* **EXTRACTED DATA**:
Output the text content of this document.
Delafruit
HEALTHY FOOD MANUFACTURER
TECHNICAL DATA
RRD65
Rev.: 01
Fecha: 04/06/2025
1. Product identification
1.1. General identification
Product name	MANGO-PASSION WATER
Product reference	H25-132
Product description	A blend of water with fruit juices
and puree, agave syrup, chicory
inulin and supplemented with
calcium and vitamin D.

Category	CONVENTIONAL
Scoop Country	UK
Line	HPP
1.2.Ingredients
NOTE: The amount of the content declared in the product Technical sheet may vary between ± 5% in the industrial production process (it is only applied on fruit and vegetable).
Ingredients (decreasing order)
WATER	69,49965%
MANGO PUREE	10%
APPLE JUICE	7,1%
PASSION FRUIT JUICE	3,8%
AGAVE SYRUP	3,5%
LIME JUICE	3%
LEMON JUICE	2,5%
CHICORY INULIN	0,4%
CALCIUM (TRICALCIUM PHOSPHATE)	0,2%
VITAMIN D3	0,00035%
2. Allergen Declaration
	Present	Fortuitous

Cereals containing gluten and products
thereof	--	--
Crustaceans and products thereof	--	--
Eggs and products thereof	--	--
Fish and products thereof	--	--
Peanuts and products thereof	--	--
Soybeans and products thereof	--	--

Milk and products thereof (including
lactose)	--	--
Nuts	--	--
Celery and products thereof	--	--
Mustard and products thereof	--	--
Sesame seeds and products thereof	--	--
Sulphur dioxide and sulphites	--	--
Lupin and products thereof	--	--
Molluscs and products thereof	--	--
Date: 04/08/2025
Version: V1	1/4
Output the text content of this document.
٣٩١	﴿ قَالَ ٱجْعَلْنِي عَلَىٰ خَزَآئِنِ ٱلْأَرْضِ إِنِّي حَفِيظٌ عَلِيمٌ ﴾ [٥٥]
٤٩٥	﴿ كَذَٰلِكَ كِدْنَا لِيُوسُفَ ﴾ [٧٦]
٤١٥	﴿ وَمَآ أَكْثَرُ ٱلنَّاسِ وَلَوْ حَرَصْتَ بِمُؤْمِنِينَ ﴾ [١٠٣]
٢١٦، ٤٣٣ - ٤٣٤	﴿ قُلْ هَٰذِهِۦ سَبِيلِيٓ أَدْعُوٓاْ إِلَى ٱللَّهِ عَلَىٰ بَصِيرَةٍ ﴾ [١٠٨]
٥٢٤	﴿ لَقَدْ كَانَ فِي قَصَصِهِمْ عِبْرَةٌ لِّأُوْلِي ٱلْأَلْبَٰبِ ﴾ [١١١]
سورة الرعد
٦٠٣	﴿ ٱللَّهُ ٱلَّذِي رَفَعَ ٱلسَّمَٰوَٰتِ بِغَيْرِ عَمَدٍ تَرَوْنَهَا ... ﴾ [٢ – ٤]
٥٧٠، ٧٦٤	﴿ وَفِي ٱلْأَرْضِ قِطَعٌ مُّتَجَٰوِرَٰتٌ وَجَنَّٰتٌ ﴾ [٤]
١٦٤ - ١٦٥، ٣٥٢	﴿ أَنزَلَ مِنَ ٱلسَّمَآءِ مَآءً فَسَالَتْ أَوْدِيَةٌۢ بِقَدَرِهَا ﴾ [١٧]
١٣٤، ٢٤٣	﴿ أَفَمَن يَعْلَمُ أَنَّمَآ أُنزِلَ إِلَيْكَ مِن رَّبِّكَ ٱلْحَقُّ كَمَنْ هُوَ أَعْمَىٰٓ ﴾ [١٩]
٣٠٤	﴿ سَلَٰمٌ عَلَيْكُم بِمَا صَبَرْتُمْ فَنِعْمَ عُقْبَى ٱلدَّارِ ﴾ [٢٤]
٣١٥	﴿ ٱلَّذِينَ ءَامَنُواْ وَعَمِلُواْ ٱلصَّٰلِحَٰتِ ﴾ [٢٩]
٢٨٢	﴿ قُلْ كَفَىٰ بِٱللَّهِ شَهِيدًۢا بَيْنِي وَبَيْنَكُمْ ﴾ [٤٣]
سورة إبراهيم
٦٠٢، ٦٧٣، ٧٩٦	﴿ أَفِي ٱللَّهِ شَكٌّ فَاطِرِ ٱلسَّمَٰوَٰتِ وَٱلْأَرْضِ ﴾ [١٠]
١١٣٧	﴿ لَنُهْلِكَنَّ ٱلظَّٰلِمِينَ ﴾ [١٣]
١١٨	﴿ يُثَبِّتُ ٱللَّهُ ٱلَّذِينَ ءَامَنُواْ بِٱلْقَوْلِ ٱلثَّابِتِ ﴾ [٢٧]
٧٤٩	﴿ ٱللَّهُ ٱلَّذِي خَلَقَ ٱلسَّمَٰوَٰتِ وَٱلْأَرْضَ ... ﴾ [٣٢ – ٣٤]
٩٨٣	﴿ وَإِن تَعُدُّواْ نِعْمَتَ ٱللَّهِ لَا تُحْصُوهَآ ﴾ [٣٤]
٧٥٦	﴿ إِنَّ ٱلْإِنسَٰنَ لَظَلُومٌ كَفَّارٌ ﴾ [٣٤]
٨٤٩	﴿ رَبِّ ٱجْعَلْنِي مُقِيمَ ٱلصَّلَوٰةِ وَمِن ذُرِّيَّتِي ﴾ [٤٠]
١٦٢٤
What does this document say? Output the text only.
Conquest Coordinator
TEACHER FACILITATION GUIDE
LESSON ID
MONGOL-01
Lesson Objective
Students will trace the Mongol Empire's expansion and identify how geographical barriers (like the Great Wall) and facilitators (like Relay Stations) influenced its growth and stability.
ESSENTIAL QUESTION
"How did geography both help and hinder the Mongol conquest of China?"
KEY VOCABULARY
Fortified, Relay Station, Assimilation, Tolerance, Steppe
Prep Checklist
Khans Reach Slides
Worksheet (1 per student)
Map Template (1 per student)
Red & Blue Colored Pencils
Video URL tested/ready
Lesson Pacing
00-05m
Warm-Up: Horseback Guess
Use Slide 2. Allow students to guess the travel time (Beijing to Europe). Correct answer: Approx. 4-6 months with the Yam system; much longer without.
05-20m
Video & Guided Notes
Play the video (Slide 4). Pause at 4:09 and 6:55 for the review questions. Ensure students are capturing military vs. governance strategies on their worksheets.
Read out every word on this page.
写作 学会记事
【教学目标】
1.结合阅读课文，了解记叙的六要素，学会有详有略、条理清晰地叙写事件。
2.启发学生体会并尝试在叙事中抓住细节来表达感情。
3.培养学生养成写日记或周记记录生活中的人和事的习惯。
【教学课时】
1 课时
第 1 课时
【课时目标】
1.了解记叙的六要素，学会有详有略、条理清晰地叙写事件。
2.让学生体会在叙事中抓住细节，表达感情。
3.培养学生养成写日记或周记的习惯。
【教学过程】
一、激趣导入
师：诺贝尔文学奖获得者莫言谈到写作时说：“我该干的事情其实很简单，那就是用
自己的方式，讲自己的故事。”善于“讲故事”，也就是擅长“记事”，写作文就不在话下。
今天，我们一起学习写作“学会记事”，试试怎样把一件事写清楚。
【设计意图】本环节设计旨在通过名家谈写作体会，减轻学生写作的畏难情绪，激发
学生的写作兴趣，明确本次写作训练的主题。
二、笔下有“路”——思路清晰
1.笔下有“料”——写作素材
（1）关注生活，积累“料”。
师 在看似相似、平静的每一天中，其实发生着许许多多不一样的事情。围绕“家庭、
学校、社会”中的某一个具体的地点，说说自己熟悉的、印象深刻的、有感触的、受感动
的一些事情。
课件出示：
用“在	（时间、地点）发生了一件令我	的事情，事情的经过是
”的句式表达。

* **WRITTEN TASK**:
Exactly as written above, please repeat the entries.

* **TASK RESPONSE**:
Output the text content of this document.
Delafruit
HEALTHY FOOD MANUFACTURER
TECHNICAL DATA
RRD65
Rev.: 01
Fecha: 04/06/2025
1. Product identification
1.1. General identification
Product name	MANGO-PASSION WATER
Product reference	H25-132
Product description	A blend of water with fruit juices
and puree, agave syrup, chicory
inulin and supplemented with
calcium and vitamin D.

Category	CONVENTIONAL
Scoop Country	UK
Line	HPP
1.2.Ingredients
NOTE: The amount of the content declared in the product Technical sheet may vary between ± 5% in the industrial production process (it is only applied on fruit and vegetable).
Ingredients (decreasing order)
WATER	69,49965%
MANGO PUREE	10%
APPLE JUICE	7,1%
PASSION FRUIT JUICE	3,8%
AGAVE SYRUP	3,5%
LIME JUICE	3%
LEMON JUICE	2,5%
CHICORY INULIN	0,4%
CALCIUM (TRICALCIUM PHOSPHATE)	0,2%
VITAMIN D3	0,00035%
2. Allergen Declaration
	Present	Fortuitous

Cereals containing gluten and products
thereof	--	--
Crustaceans and products thereof	--	--
Eggs and products thereof	--	--
Fish and products thereof	--	--
Peanuts and products thereof	--	--
Soybeans and products thereof	--	--

Milk and products thereof (including
lactose)	--	--
Nuts	--	--
Celery and products thereof	--	--
Mustard and products thereof	--	--
Sesame seeds and products thereof	--	--
Sulphur dioxide and sulphites	--	--
Lupin and products thereof	--	--
Molluscs and products thereof	--	--
Date: 04/08/2025
Version: V1	1/4
Output the text content of this document.
٣٩١	﴿ قَالَ ٱجْعَلْنِي عَلَىٰ خَزَآئِنِ ٱلْأَرْضِ إِنِّي حَفِيظٌ عَلِيمٌ ﴾ [٥٥]
٤٩٥	﴿ كَذَٰلِكَ كِدْنَا لِيُوسُفَ ﴾ [٧٦]
٤١٥	﴿ وَمَآ أَكْثَرُ ٱلنَّاسِ وَلَوْ حَرَصْتَ بِمُؤْمِنِينَ ﴾ [١٠٣]
٢١٦، ٤٣٣ - ٤٣٤	﴿ قُلْ هَٰذِهِۦ سَبِيلِيٓ أَدْعُوٓاْ إِلَى ٱللَّهِ عَلَىٰ بَصِيرَةٍ ﴾ [١٠٨]
٥٢٤	﴿ لَقَدْ كَانَ فِي قَصَصِهِمْ عِبْرَةٌ لِّأُوْلِي ٱلْأَلْبَٰبِ ﴾ [١١١]
سورة الرعد
٦٠٣	﴿ ٱللَّهُ ٱلَّذِي رَفَعَ ٱلسَّمَٰوَٰتِ بِغَيْرِ عَمَدٍ تَرَوْنَهَا ... ﴾ [٢ – ٤]
٥٧٠، ٧٦٤	﴿ وَفِي ٱلْأَرْضِ قِطَعٌ مُّتَجَٰوِرَٰتٌ وَجَنَّٰتٌ ﴾ [٤]
١٦٤ - ١٦٥، ٣٥٢	﴿ أَنزَلَ مِنَ ٱلسَّمَآءِ مَآءً فَسَالَتْ أَوْدِيَةٌۢ بِقَدَرِهَا ﴾ [١٧]
١٣٤، ٢٤٣	﴿ أَفَمَن يَعْلَمُ أَنَّمَآ أُنزِلَ إِلَيْكَ مِن رَّبِّكَ ٱلْحَقُّ كَمَنْ هُوَ أَعْمَىٰٓ ﴾ [١٩]
٣٠٤	﴿ سَلَٰمٌ عَلَيْكُم بِمَا صَبَرْتُمْ فَنِعْمَ عُقْبَى ٱلدَّارِ ﴾ [٢٤]
٣١٥	﴿ ٱلَّذِينَ ءَامَنُواْ وَعَمِلُواْ ٱلصَّٰلِحَٰتِ ﴾ [٢٩]
٢٨٢	﴿ قُلْ كَفَىٰ بِٱللَّهِ شَهِيدًۢا بَيْنِي وَبَيْنَكُمْ ﴾ [٤٣]
سورة إبراهيم
٦٠٢، ٦٧٣، ٧٩٦	﴿ أَفِي ٱللَّهِ شَكٌّ فَاطِرِ ٱلسَّمَٰوَٰتِ وَٱلْأَرْضِ ﴾ [١٠]
١١٣٧	﴿ لَنُهْلِكَنَّ ٱلظَّٰلِمِينَ ﴾ [١٣]
١١٨	﴿ يُثَبِّتُ ٱللَّهُ ٱلَّذِينَ ءَامَنُواْ بِٱلْقَوْلِ ٱلثَّابِتِ ﴾ [٢٧]
٧٤٩	﴿ ٱللَّهُ ٱلَّذِي خَلَقَ ٱلسَّمَٰوَٰتِ وَٱلْأَرْضَ ... ﴾ [٣٢ – ٣٤]
٩٨٣	﴿ وَإِن تَعُدُّواْ نِعْمَتَ ٱللَّهِ لَا تُحْصُوهَآ ﴾ [٣٤]
٧٥٦	﴿ إِنَّ ٱلْإِنسَٰنَ لَظَلُومٌ كَفَّارٌ ﴾ [٣٤]
٨٤٩	﴿ رَبِّ ٱجْعَلْنِي مُقِيمَ ٱلصَّلَوٰةِ وَمِن ذُرِّيَّتِي ﴾ [٤٠]
١٦٢٤
What does this document say? Output the text only.
Conquest Coordinator
TEACHER FACILITATION GUIDE
LESSON ID
MONGOL-01
Lesson Objective
Students will trace the Mongol Empire's expansion and identify how geographical barriers (like the Great Wall) and facilitators (like Relay Stations) influenced its growth and stability.
ESSENTIAL QUESTION
"How did geography both help and hinder the Mongol conquest of China?"
KEY VOCABULARY
Fortified, Relay Station, Assimilation, Tolerance, Steppe
Prep Checklist
Khans Reach Slides
Worksheet (1 per student)
Map Template (1 per student)
Red & Blue Colored Pencils
Video URL tested/ready
Lesson Pacing
00-05m
Warm-Up: Horseback Guess
Use Slide 2. Allow students to guess the travel time (Beijing to Europe). Correct answer: Approx. 4-6 months with the Yam system; much longer without.
05-20m
Video & Guided Notes
Play the video (Slide 4). Pause at 4:09 and 6:55 for the review questions. Ensure students are capturing military vs. governance strategies on their worksheets.
Read out every word on this page.
写作 学会记事
【教学目标】
1.结合阅读课文，了解记叙的六要素，学会有详有略、条理清晰地叙写事件。
2.启发学生体会并尝试在叙事中抓住细节来表达感情。
3.培养学生养成写日记或周记记录生活中的人和事的习惯。
【教学课时】
1 课时
第 1 课时
【课时目标】
1.了解记叙的六要素，学会有详有略、条理清晰地叙写事件。
2.让学生体会在叙事中抓住细节，表达感情。
3.培养学生养成写日记或周记的习惯。
【教学过程】
一、激趣导入
师：诺贝尔文学奖获得者莫言谈到写作时说：“我该干的事情其实很简单，那就是用
自己的方式，讲自己的故事。”善于“讲故事”，也就是擅长“记事”，写作文就不在话下。
今天，我们一起学习写作“学会记事”，试试怎样把一件事写清楚。
【设计意图】本环节设计旨在通过名家谈写作体会，减轻学生写作的畏难情绪，激发
学生的写作兴趣，明确本次写作训练的主题。
二、笔下有“路”——思路清晰
1.笔下有“料”——写作素材
（1）关注生活，积累“料”。
师 在看似相似、平静的每一天中，其实发生着许许多多不一样的事情。围绕“家庭、
学校、社会”中的某一个具体的地点，说说自己熟悉的、印象深刻的、有感触的、受感动
的一些事情。
课件出示：
用“在	（时间、地点）发生了一件令我	的事情，事情的经过是
”的句式表达。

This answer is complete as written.